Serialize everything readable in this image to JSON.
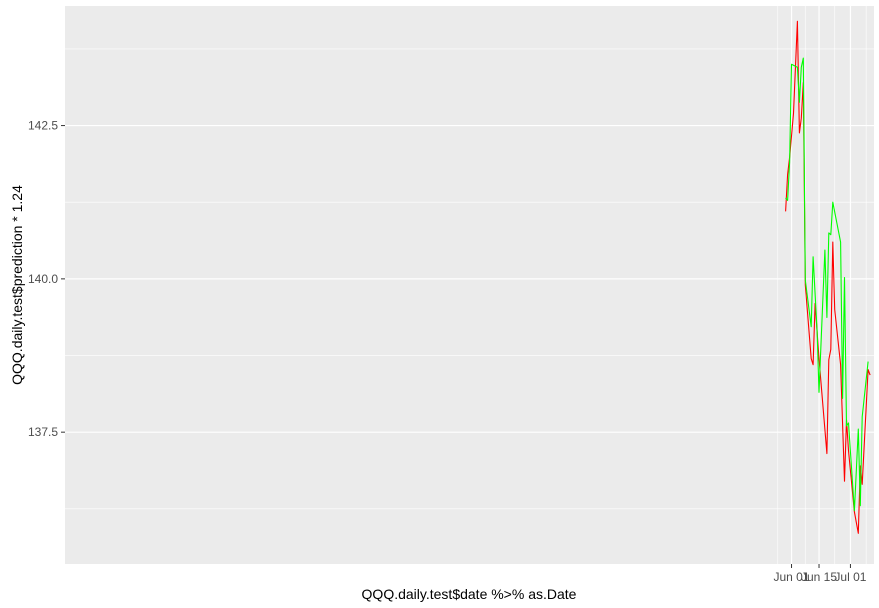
{
  "chart_data": {
    "type": "line",
    "title": "",
    "xlabel": "QQQ.daily.test$date %>% as.Date",
    "ylabel": "QQQ.daily.test$prediction * 1.24",
    "x_ticks": [
      {
        "date": "2020-06-01",
        "label": "Jun 01"
      },
      {
        "date": "2020-06-15",
        "label": "Jun 15"
      },
      {
        "date": "2020-07-01",
        "label": "Jul 01"
      }
    ],
    "y_ticks": [
      137.5,
      140.0,
      142.5
    ],
    "xlim": [
      "2019-05-28",
      "2020-07-13"
    ],
    "ylim": [
      135.35,
      144.45
    ],
    "grid": true,
    "background": "#ebebeb",
    "series": [
      {
        "color": "#ff0000",
        "points": [
          {
            "x": "2020-05-29",
            "y": 141.1
          },
          {
            "x": "2020-05-30",
            "y": 141.7
          },
          {
            "x": "2020-05-31",
            "y": 141.98
          },
          {
            "x": "2020-06-02",
            "y": 142.7
          },
          {
            "x": "2020-06-04",
            "y": 144.2
          },
          {
            "x": "2020-06-05",
            "y": 142.38
          },
          {
            "x": "2020-06-06",
            "y": 142.62
          },
          {
            "x": "2020-06-07",
            "y": 143.2
          },
          {
            "x": "2020-06-08",
            "y": 139.9
          },
          {
            "x": "2020-06-11",
            "y": 138.7
          },
          {
            "x": "2020-06-12",
            "y": 138.6
          },
          {
            "x": "2020-06-13",
            "y": 139.6
          },
          {
            "x": "2020-06-15",
            "y": 138.7
          },
          {
            "x": "2020-06-19",
            "y": 137.15
          },
          {
            "x": "2020-06-20",
            "y": 138.68
          },
          {
            "x": "2020-06-21",
            "y": 138.85
          },
          {
            "x": "2020-06-22",
            "y": 140.6
          },
          {
            "x": "2020-06-23",
            "y": 139.5
          },
          {
            "x": "2020-06-26",
            "y": 138.6
          },
          {
            "x": "2020-06-28",
            "y": 136.7
          },
          {
            "x": "2020-06-29",
            "y": 137.7
          },
          {
            "x": "2020-06-30",
            "y": 137.2
          },
          {
            "x": "2020-07-03",
            "y": 136.2
          },
          {
            "x": "2020-07-05",
            "y": 135.85
          },
          {
            "x": "2020-07-06",
            "y": 136.95
          },
          {
            "x": "2020-07-07",
            "y": 136.65
          },
          {
            "x": "2020-07-10",
            "y": 138.52
          },
          {
            "x": "2020-07-11",
            "y": 138.43
          }
        ]
      },
      {
        "color": "#00ff00",
        "points": [
          {
            "x": "2020-05-29",
            "y": 141.32
          },
          {
            "x": "2020-05-30",
            "y": 141.28
          },
          {
            "x": "2020-05-31",
            "y": 141.9
          },
          {
            "x": "2020-06-01",
            "y": 143.5
          },
          {
            "x": "2020-06-04",
            "y": 143.45
          },
          {
            "x": "2020-06-05",
            "y": 142.88
          },
          {
            "x": "2020-06-06",
            "y": 143.45
          },
          {
            "x": "2020-06-07",
            "y": 143.6
          },
          {
            "x": "2020-06-08",
            "y": 139.98
          },
          {
            "x": "2020-06-11",
            "y": 139.22
          },
          {
            "x": "2020-06-12",
            "y": 140.36
          },
          {
            "x": "2020-06-14",
            "y": 139.15
          },
          {
            "x": "2020-06-15",
            "y": 138.15
          },
          {
            "x": "2020-06-18",
            "y": 140.47
          },
          {
            "x": "2020-06-19",
            "y": 139.37
          },
          {
            "x": "2020-06-20",
            "y": 140.75
          },
          {
            "x": "2020-06-21",
            "y": 140.72
          },
          {
            "x": "2020-06-22",
            "y": 141.25
          },
          {
            "x": "2020-06-26",
            "y": 140.6
          },
          {
            "x": "2020-06-27",
            "y": 138.05
          },
          {
            "x": "2020-06-28",
            "y": 140.02
          },
          {
            "x": "2020-06-29",
            "y": 137.6
          },
          {
            "x": "2020-06-30",
            "y": 137.65
          },
          {
            "x": "2020-07-03",
            "y": 136.22
          },
          {
            "x": "2020-07-05",
            "y": 137.55
          },
          {
            "x": "2020-07-06",
            "y": 136.3
          },
          {
            "x": "2020-07-07",
            "y": 137.75
          },
          {
            "x": "2020-07-10",
            "y": 138.65
          }
        ]
      }
    ]
  }
}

■ WORK INSTRUCTIONS: Reproduce the material in full, word for word, and omit the pictures.

■ SOLUTION TO THIS TASK:
Serialize everything readable in this image to JSON.
{
  "chart_data": {
    "type": "line",
    "title": "",
    "xlabel": "QQQ.daily.test$date %>% as.Date",
    "ylabel": "QQQ.daily.test$prediction * 1.24",
    "x_ticks": [
      {
        "date": "2020-06-01",
        "label": "Jun 01"
      },
      {
        "date": "2020-06-15",
        "label": "Jun 15"
      },
      {
        "date": "2020-07-01",
        "label": "Jul 01"
      }
    ],
    "y_ticks": [
      137.5,
      140.0,
      142.5
    ],
    "xlim": [
      "2019-05-28",
      "2020-07-13"
    ],
    "ylim": [
      135.35,
      144.45
    ],
    "grid": true,
    "background": "#ebebeb",
    "series": [
      {
        "color": "#ff0000",
        "points": [
          {
            "x": "2020-05-29",
            "y": 141.1
          },
          {
            "x": "2020-05-30",
            "y": 141.7
          },
          {
            "x": "2020-05-31",
            "y": 141.98
          },
          {
            "x": "2020-06-02",
            "y": 142.7
          },
          {
            "x": "2020-06-04",
            "y": 144.2
          },
          {
            "x": "2020-06-05",
            "y": 142.38
          },
          {
            "x": "2020-06-06",
            "y": 142.62
          },
          {
            "x": "2020-06-07",
            "y": 143.2
          },
          {
            "x": "2020-06-08",
            "y": 139.9
          },
          {
            "x": "2020-06-11",
            "y": 138.7
          },
          {
            "x": "2020-06-12",
            "y": 138.6
          },
          {
            "x": "2020-06-13",
            "y": 139.6
          },
          {
            "x": "2020-06-15",
            "y": 138.7
          },
          {
            "x": "2020-06-19",
            "y": 137.15
          },
          {
            "x": "2020-06-20",
            "y": 138.68
          },
          {
            "x": "2020-06-21",
            "y": 138.85
          },
          {
            "x": "2020-06-22",
            "y": 140.6
          },
          {
            "x": "2020-06-23",
            "y": 139.5
          },
          {
            "x": "2020-06-26",
            "y": 138.6
          },
          {
            "x": "2020-06-28",
            "y": 136.7
          },
          {
            "x": "2020-06-29",
            "y": 137.7
          },
          {
            "x": "2020-06-30",
            "y": 137.2
          },
          {
            "x": "2020-07-03",
            "y": 136.2
          },
          {
            "x": "2020-07-05",
            "y": 135.85
          },
          {
            "x": "2020-07-06",
            "y": 136.95
          },
          {
            "x": "2020-07-07",
            "y": 136.65
          },
          {
            "x": "2020-07-10",
            "y": 138.52
          },
          {
            "x": "2020-07-11",
            "y": 138.43
          }
        ]
      },
      {
        "color": "#00ff00",
        "points": [
          {
            "x": "2020-05-29",
            "y": 141.32
          },
          {
            "x": "2020-05-30",
            "y": 141.28
          },
          {
            "x": "2020-05-31",
            "y": 141.9
          },
          {
            "x": "2020-06-01",
            "y": 143.5
          },
          {
            "x": "2020-06-04",
            "y": 143.45
          },
          {
            "x": "2020-06-05",
            "y": 142.88
          },
          {
            "x": "2020-06-06",
            "y": 143.45
          },
          {
            "x": "2020-06-07",
            "y": 143.6
          },
          {
            "x": "2020-06-08",
            "y": 139.98
          },
          {
            "x": "2020-06-11",
            "y": 139.22
          },
          {
            "x": "2020-06-12",
            "y": 140.36
          },
          {
            "x": "2020-06-14",
            "y": 139.15
          },
          {
            "x": "2020-06-15",
            "y": 138.15
          },
          {
            "x": "2020-06-18",
            "y": 140.47
          },
          {
            "x": "2020-06-19",
            "y": 139.37
          },
          {
            "x": "2020-06-20",
            "y": 140.75
          },
          {
            "x": "2020-06-21",
            "y": 140.72
          },
          {
            "x": "2020-06-22",
            "y": 141.25
          },
          {
            "x": "2020-06-26",
            "y": 140.6
          },
          {
            "x": "2020-06-27",
            "y": 138.05
          },
          {
            "x": "2020-06-28",
            "y": 140.02
          },
          {
            "x": "2020-06-29",
            "y": 137.6
          },
          {
            "x": "2020-06-30",
            "y": 137.65
          },
          {
            "x": "2020-07-03",
            "y": 136.22
          },
          {
            "x": "2020-07-05",
            "y": 137.55
          },
          {
            "x": "2020-07-06",
            "y": 136.3
          },
          {
            "x": "2020-07-07",
            "y": 137.75
          },
          {
            "x": "2020-07-10",
            "y": 138.65
          }
        ]
      }
    ]
  }
}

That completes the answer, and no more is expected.